Cómo hacerlo: Reescribe el texto sobre la serie desde las palabras que contienen "Euphoria: el perfume" y detente después de "nueva persona favorita.", y reemplaza "Euphoria" por "Euforia".

━━ Fragmento del texto ━━

Euphoria: el perfume del farmacopoder

¿Es Euphoria un espejo ético sobre los tiempos que vivimos? Una reflexión-crítica-ensayo, atravesada por la experiencia personal, sobre la serie de drama adolescente de HBO que hipnotiza al público adulto.

DAVID AGUIRRE PANTA

—Rue: Mi corazón, ya está, ya palpita, vaya.

—Desconocido: Casi te pierdo, maldita sea. No sé si fue buena idea conocerte.

—Rue: Eres mi nueva persona favorita.

—Desconocido: Mierda.

—Rue: Por un segundo pensé que moría. Gracias por salvarme la vida. Fue muy gracioso.

*Hacen el gesto de gracias*

La primera vez que vi Euphoria en 2019, quedé fascinado. Jóvenes, con edades entre los 17 y 19 años, en ejercicios maniáticos y fugaces sobre tener un cuerpo. Facilidad y acceso a fármacos “ilegales” y mucho, mucho, mucho sexo, con descubrimientos que irrumpían y en ocasiones parecían mostrar un patriarcado complaciente con las nuevas tendencias de las relaciones sexoafectivas

No pretendo hacer una reflexión clínica sobre los personajes o sobre las supuestas dificultades psicopatológicas que la adolescencia trae consigo, como muchos ya han intentado hacer. ¿Cuánto más (o menos) se puede decir sobre chicxs en edades del despertar de la sexualidad desde reflexiones moralizantes? ¿Quiénes somos para decir cómo se debe vivir en estos tiempos en los que el Covid, la tecnología, la pornografía, los fármacos, las inhalaciones, las vacunas, nos gobiernan?

━━━
━━ Datos proporcionados ━━

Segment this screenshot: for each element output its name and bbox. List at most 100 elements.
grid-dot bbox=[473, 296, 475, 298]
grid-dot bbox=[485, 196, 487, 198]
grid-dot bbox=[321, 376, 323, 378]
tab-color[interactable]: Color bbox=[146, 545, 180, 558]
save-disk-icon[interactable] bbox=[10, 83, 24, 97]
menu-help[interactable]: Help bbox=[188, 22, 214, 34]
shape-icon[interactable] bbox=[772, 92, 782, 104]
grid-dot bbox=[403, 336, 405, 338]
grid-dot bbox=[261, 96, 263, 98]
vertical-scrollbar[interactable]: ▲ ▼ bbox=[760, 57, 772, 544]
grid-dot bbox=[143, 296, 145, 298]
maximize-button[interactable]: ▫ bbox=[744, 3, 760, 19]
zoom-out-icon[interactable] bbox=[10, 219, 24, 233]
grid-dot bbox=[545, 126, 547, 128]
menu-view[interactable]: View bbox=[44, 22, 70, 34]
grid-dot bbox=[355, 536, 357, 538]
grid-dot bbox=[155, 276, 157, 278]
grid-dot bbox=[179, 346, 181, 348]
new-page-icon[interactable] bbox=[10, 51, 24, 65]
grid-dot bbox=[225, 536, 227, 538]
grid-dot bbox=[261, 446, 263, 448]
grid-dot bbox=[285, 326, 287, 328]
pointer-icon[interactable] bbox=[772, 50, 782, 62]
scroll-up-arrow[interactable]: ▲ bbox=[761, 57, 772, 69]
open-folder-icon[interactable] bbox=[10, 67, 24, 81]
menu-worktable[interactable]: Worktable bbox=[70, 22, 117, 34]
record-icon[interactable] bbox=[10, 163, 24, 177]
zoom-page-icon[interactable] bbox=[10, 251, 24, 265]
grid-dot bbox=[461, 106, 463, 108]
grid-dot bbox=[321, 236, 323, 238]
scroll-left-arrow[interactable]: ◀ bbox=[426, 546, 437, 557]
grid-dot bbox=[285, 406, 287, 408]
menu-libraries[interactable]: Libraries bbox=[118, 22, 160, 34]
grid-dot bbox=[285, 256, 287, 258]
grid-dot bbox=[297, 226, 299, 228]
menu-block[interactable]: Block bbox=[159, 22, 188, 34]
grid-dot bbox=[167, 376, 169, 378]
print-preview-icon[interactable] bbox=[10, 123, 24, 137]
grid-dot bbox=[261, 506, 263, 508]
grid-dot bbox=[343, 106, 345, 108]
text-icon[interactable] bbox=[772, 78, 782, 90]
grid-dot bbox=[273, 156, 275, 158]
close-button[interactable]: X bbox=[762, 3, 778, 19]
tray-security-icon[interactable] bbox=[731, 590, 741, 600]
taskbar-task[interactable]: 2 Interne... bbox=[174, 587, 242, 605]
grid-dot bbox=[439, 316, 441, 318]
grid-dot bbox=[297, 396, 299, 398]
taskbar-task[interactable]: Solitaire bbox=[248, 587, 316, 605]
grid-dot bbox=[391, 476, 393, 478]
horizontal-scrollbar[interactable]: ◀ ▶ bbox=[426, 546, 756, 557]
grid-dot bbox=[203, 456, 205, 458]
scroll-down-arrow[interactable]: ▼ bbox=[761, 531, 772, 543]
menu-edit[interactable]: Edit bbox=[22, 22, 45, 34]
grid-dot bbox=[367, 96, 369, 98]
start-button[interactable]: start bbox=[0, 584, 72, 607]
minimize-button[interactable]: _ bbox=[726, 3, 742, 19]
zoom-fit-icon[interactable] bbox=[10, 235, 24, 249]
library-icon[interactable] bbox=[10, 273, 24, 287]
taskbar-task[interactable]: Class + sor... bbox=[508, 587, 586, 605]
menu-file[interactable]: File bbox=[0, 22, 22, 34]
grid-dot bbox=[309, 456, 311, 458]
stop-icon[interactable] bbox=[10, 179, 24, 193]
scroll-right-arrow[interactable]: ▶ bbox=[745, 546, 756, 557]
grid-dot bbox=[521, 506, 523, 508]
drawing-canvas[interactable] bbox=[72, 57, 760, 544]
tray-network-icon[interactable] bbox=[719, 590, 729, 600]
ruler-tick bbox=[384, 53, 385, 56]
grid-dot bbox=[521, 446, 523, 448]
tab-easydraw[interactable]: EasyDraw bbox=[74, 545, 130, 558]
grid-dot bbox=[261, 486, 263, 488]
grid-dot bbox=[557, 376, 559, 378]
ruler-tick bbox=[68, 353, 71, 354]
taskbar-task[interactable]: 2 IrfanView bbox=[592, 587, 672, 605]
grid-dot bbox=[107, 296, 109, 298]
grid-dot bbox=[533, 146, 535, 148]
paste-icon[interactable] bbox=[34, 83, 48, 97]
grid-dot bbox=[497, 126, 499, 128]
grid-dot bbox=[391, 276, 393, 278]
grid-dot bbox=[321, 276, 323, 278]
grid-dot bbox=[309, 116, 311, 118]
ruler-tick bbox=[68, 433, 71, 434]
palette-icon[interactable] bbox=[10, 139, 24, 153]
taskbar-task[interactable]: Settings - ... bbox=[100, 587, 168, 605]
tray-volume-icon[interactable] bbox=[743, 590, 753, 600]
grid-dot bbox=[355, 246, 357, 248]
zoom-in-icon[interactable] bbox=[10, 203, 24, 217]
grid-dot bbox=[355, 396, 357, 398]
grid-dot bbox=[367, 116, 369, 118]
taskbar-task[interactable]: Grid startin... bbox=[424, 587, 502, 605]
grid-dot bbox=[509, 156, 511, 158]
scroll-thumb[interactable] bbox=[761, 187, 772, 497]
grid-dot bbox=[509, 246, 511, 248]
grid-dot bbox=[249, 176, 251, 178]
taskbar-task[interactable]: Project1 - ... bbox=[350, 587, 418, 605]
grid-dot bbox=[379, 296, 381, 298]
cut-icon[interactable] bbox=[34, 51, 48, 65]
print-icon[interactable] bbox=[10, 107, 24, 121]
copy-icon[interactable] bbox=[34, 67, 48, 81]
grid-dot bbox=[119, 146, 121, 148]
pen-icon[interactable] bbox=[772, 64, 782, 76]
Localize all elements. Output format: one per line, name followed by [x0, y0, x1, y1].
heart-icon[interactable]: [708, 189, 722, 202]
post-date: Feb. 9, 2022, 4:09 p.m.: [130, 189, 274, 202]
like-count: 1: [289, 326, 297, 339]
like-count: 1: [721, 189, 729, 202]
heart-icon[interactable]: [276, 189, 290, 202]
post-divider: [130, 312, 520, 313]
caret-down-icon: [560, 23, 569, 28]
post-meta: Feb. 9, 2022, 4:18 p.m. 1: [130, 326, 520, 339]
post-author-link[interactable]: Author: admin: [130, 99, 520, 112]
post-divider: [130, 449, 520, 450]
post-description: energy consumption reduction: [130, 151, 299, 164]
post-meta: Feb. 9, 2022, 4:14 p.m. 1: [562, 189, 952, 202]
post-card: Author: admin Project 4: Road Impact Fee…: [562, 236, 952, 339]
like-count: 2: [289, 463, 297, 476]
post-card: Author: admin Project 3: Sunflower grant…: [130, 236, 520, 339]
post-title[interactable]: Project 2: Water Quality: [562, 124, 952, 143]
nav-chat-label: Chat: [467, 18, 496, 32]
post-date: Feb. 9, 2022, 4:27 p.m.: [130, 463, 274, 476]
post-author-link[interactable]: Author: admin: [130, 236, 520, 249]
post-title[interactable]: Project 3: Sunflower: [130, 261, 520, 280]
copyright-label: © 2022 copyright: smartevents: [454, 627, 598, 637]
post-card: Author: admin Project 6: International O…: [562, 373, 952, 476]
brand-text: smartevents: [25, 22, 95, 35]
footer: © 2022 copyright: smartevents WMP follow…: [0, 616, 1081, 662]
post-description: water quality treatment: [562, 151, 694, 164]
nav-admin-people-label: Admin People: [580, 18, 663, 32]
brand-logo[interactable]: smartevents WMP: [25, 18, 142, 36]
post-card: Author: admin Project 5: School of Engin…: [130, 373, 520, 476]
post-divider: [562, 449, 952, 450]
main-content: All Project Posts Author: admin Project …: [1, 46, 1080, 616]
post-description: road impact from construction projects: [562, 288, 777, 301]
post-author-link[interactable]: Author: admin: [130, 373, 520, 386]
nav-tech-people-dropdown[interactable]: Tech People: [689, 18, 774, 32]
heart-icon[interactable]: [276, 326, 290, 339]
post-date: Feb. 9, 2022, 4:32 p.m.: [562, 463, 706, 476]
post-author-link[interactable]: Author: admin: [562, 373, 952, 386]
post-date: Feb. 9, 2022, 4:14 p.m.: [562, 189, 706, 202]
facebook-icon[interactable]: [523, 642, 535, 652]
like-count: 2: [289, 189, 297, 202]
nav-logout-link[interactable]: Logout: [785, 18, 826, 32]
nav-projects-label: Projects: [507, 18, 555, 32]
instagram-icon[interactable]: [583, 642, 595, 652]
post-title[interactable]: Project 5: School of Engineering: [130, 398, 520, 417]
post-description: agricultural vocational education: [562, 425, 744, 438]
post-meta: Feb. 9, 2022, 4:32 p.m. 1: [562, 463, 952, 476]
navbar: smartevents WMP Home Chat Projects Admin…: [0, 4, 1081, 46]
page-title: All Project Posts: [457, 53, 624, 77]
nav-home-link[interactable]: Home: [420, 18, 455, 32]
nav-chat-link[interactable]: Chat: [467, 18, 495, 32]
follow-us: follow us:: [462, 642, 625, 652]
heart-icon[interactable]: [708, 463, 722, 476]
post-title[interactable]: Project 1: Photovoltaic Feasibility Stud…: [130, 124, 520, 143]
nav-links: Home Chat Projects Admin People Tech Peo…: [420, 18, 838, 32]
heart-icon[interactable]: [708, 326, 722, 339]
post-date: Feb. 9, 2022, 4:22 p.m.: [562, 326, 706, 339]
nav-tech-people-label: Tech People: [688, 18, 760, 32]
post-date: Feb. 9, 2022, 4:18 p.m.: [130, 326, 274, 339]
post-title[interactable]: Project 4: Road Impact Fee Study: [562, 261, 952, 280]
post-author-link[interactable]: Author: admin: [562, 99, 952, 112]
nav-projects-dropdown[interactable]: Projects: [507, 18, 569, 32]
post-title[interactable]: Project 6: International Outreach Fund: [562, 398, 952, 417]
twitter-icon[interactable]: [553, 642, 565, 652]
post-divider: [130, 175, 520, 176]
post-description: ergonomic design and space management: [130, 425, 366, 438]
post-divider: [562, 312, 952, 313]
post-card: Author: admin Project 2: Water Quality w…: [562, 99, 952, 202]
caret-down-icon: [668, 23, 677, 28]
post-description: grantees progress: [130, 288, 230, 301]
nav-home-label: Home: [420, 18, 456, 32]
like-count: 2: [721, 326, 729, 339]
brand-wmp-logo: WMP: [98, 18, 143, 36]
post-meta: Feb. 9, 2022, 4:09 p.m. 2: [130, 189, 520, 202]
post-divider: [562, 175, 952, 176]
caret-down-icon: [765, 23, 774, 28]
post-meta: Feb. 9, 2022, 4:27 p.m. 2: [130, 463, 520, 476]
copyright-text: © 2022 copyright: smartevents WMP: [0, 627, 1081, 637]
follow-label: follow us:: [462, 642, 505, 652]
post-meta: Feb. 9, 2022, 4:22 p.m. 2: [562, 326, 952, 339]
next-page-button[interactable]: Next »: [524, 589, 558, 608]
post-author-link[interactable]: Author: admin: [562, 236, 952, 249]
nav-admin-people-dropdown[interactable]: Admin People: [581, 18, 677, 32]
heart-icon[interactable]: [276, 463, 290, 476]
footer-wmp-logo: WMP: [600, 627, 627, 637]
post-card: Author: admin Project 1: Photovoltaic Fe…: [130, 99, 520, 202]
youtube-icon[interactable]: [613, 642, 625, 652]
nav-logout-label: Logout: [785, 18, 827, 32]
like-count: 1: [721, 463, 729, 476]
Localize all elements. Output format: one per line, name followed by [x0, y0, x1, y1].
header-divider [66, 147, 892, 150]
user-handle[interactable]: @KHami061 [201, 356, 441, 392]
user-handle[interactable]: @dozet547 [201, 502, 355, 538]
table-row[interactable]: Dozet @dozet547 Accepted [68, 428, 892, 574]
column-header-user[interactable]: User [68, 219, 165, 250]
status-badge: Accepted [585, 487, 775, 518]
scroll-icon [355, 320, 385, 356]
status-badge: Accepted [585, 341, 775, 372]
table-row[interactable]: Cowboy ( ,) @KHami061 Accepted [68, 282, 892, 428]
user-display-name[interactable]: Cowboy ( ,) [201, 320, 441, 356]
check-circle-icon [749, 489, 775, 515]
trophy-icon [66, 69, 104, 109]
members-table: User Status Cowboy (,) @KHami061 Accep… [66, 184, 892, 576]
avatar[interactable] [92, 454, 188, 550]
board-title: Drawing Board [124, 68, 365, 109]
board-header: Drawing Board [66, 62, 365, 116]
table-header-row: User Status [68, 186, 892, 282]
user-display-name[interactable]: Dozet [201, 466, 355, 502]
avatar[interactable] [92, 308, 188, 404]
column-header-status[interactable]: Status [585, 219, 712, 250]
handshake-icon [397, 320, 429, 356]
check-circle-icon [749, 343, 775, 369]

━━━

Solución:
Euforia: el perfume del farmacopoder

¿Es Euforia un espejo ético sobre los tiempos que vivimos? Una reflexión-crítica-ensayo, atravesada por la experiencia personal, sobre la serie de drama adolescente de HBO que hipnotiza al público adulto.

DAVID AGUIRRE PANTA

—Rue: Mi corazón, ya está, ya palpita, vaya.

—Desconocido: Casi te pierdo, maldita sea. No sé si fue buena idea conocerte.

—Rue: Eres mi nueva persona favorita.